> [GIVEN INSTRUCTION] Copy out the records precisely, omitting pictures.

> [MATERIAL PROVIDED]
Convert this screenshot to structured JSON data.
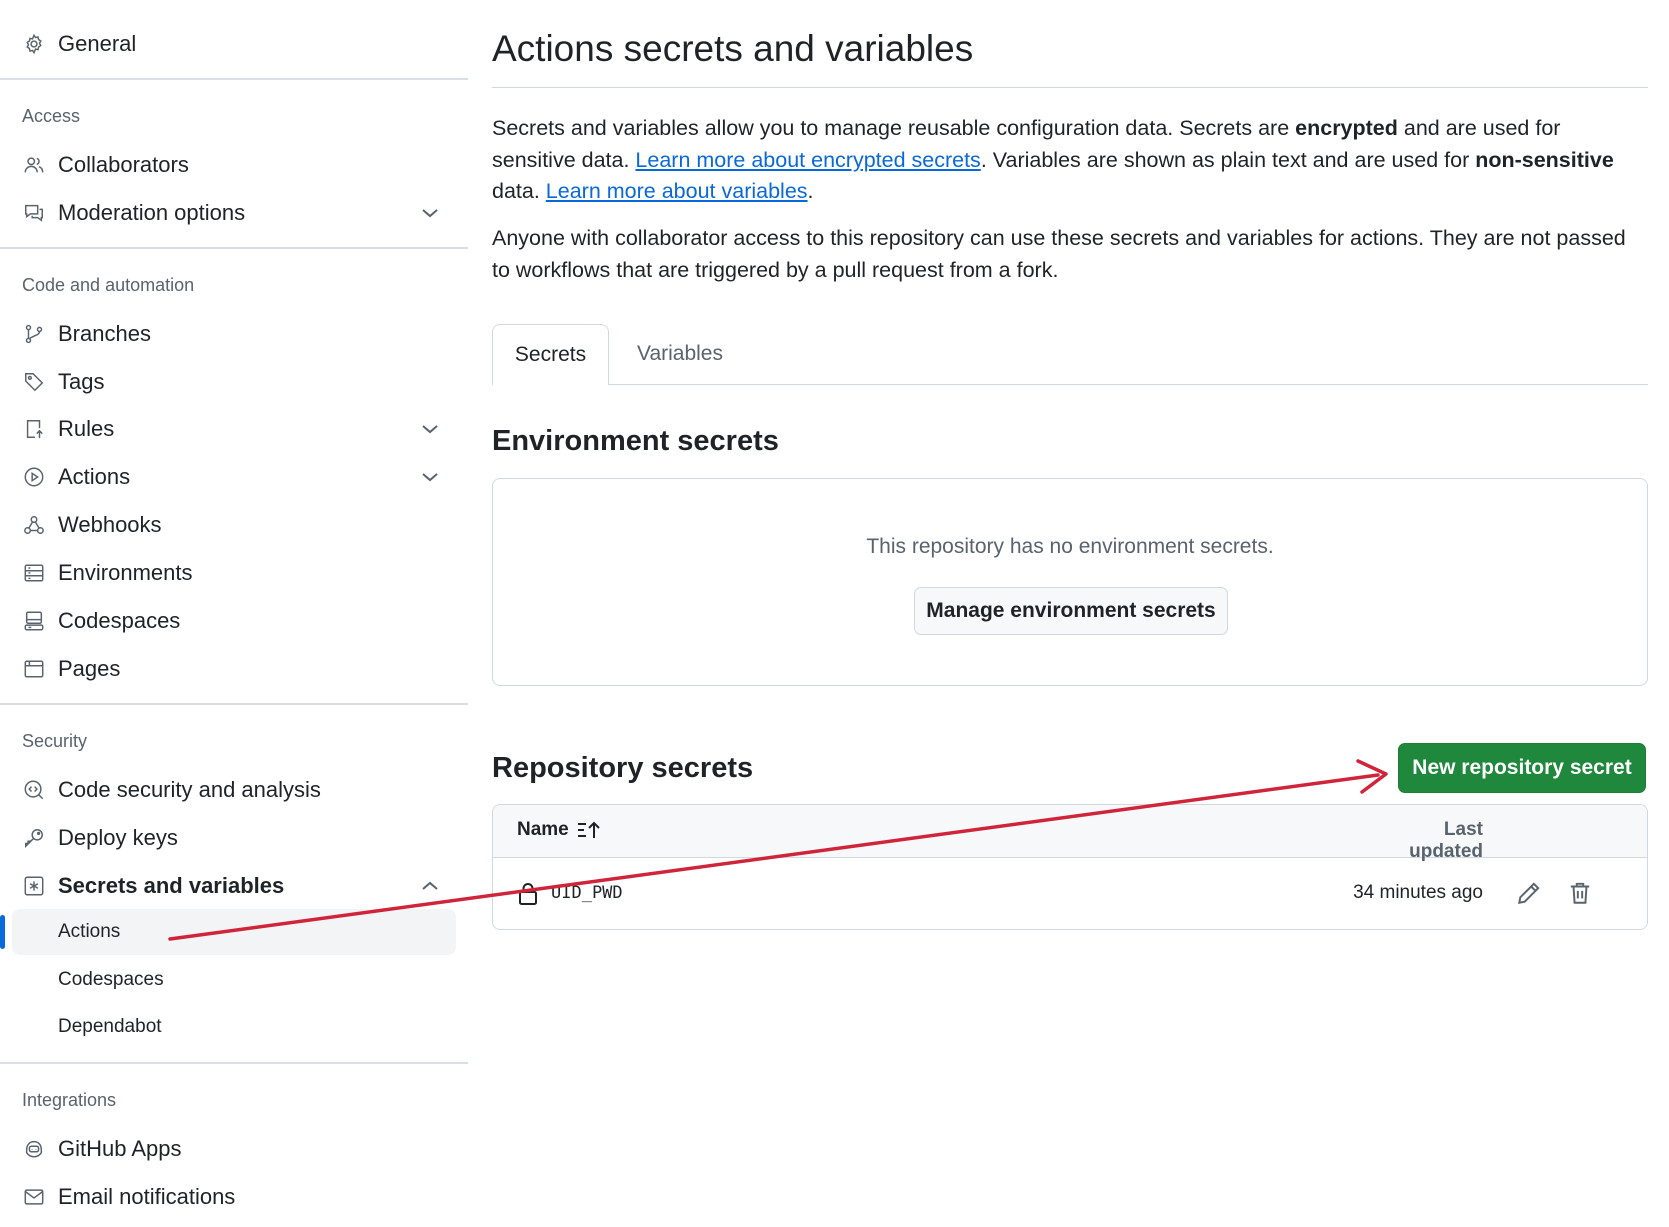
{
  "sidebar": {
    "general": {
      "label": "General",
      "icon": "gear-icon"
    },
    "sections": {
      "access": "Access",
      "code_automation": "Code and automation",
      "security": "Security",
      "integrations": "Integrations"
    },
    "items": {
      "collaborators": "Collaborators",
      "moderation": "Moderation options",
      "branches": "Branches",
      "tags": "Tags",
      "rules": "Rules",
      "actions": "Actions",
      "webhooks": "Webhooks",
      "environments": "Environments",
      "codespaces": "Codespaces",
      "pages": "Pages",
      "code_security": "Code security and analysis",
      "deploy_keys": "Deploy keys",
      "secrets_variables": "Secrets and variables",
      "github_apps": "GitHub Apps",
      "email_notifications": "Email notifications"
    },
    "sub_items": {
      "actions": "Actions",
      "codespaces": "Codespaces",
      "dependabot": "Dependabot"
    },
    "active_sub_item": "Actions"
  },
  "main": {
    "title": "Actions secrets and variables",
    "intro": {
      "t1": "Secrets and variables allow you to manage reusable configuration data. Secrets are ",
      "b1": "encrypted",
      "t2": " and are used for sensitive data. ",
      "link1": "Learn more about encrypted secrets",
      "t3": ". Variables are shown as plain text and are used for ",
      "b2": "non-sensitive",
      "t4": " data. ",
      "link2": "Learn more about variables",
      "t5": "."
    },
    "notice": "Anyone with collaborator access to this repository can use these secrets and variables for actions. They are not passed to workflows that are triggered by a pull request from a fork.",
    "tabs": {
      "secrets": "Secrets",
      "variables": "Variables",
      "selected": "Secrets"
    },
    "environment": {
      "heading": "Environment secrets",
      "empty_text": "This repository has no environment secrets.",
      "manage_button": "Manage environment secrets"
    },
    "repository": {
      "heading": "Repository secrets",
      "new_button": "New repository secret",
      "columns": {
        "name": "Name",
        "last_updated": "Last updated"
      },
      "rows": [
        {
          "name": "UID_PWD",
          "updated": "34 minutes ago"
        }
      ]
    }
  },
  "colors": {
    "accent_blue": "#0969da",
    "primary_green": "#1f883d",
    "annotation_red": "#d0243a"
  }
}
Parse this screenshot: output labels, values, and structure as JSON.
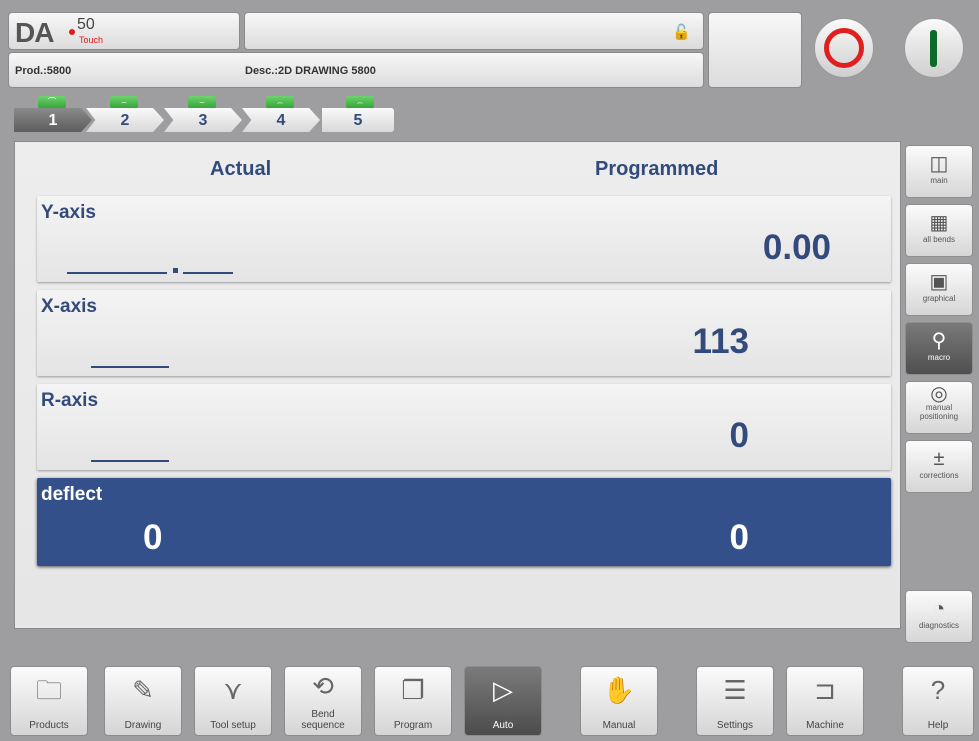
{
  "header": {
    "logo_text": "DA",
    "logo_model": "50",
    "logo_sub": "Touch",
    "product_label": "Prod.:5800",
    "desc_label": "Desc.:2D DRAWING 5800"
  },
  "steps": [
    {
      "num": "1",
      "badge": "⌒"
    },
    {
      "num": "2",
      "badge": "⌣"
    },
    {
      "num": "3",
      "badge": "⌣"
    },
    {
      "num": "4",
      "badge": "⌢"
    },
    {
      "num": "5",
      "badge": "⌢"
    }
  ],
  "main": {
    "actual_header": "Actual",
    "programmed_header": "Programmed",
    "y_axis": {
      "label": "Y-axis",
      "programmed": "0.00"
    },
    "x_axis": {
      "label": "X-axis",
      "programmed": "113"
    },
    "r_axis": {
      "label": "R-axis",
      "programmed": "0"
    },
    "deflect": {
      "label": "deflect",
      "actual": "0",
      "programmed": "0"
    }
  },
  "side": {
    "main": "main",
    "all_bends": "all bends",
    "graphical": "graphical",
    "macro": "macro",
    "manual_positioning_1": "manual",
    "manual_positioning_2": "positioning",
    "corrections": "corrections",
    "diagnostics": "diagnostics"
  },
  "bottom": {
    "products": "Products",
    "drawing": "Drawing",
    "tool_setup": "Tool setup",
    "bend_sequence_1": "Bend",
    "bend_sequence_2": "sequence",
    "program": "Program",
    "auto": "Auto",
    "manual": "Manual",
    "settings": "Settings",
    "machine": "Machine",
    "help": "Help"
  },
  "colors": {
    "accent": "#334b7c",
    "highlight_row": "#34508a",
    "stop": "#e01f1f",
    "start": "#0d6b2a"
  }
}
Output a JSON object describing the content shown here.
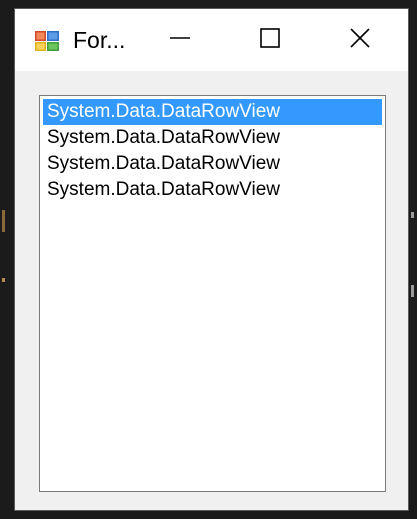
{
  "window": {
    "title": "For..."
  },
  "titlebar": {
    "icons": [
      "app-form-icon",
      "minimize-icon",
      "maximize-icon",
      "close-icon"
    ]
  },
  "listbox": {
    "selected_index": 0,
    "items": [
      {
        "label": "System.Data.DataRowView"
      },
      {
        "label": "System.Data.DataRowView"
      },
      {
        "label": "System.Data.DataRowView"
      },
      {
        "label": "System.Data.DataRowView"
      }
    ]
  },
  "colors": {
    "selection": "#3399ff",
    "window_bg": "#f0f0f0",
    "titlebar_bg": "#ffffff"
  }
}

> [SOLUTION]
Convert this screenshot to structured JSON data.
{
  "sidebar": {
    "general": {
      "label": "General",
      "icon": "gear-icon"
    },
    "sections": {
      "access": "Access",
      "code_automation": "Code and automation",
      "security": "Security",
      "integrations": "Integrations"
    },
    "items": {
      "collaborators": "Collaborators",
      "moderation": "Moderation options",
      "branches": "Branches",
      "tags": "Tags",
      "rules": "Rules",
      "actions": "Actions",
      "webhooks": "Webhooks",
      "environments": "Environments",
      "codespaces": "Codespaces",
      "pages": "Pages",
      "code_security": "Code security and analysis",
      "deploy_keys": "Deploy keys",
      "secrets_variables": "Secrets and variables",
      "github_apps": "GitHub Apps",
      "email_notifications": "Email notifications"
    },
    "sub_items": {
      "actions": "Actions",
      "codespaces": "Codespaces",
      "dependabot": "Dependabot"
    },
    "active_sub_item": "Actions"
  },
  "main": {
    "title": "Actions secrets and variables",
    "intro": {
      "t1": "Secrets and variables allow you to manage reusable configuration data. Secrets are ",
      "b1": "encrypted",
      "t2": " and are used for sensitive data. ",
      "link1": "Learn more about encrypted secrets",
      "t3": ". Variables are shown as plain text and are used for ",
      "b2": "non-sensitive",
      "t4": " data. ",
      "link2": "Learn more about variables",
      "t5": "."
    },
    "notice": "Anyone with collaborator access to this repository can use these secrets and variables for actions. They are not passed to workflows that are triggered by a pull request from a fork.",
    "tabs": {
      "secrets": "Secrets",
      "variables": "Variables",
      "selected": "Secrets"
    },
    "environment": {
      "heading": "Environment secrets",
      "empty_text": "This repository has no environment secrets.",
      "manage_button": "Manage environment secrets"
    },
    "repository": {
      "heading": "Repository secrets",
      "new_button": "New repository secret",
      "columns": {
        "name": "Name",
        "last_updated": "Last updated"
      },
      "rows": [
        {
          "name": "UID_PWD",
          "updated": "34 minutes ago"
        }
      ]
    }
  },
  "colors": {
    "accent_blue": "#0969da",
    "primary_green": "#1f883d",
    "annotation_red": "#d0243a"
  }
}
Parse this screenshot: output labels, values, and structure as JSON.
{
  "header": {
    "logo_text": "DA",
    "logo_model": "50",
    "logo_sub": "Touch",
    "product_label": "Prod.:5800",
    "desc_label": "Desc.:2D DRAWING 5800"
  },
  "steps": [
    {
      "num": "1",
      "badge": "⌒"
    },
    {
      "num": "2",
      "badge": "⌣"
    },
    {
      "num": "3",
      "badge": "⌣"
    },
    {
      "num": "4",
      "badge": "⌢"
    },
    {
      "num": "5",
      "badge": "⌢"
    }
  ],
  "main": {
    "actual_header": "Actual",
    "programmed_header": "Programmed",
    "y_axis": {
      "label": "Y-axis",
      "programmed": "0.00"
    },
    "x_axis": {
      "label": "X-axis",
      "programmed": "113"
    },
    "r_axis": {
      "label": "R-axis",
      "programmed": "0"
    },
    "deflect": {
      "label": "deflect",
      "actual": "0",
      "programmed": "0"
    }
  },
  "side": {
    "main": "main",
    "all_bends": "all bends",
    "graphical": "graphical",
    "macro": "macro",
    "manual_positioning_1": "manual",
    "manual_positioning_2": "positioning",
    "corrections": "corrections",
    "diagnostics": "diagnostics"
  },
  "bottom": {
    "products": "Products",
    "drawing": "Drawing",
    "tool_setup": "Tool setup",
    "bend_sequence_1": "Bend",
    "bend_sequence_2": "sequence",
    "program": "Program",
    "auto": "Auto",
    "manual": "Manual",
    "settings": "Settings",
    "machine": "Machine",
    "help": "Help"
  },
  "colors": {
    "accent": "#334b7c",
    "highlight_row": "#34508a",
    "stop": "#e01f1f",
    "start": "#0d6b2a"
  }
}
Output a JSON object describing the content shown here.
{
  "window": {
    "title": "For..."
  },
  "titlebar": {
    "icons": [
      "app-form-icon",
      "minimize-icon",
      "maximize-icon",
      "close-icon"
    ]
  },
  "listbox": {
    "selected_index": 0,
    "items": [
      {
        "label": "System.Data.DataRowView"
      },
      {
        "label": "System.Data.DataRowView"
      },
      {
        "label": "System.Data.DataRowView"
      },
      {
        "label": "System.Data.DataRowView"
      }
    ]
  },
  "colors": {
    "selection": "#3399ff",
    "window_bg": "#f0f0f0",
    "titlebar_bg": "#ffffff"
  }
}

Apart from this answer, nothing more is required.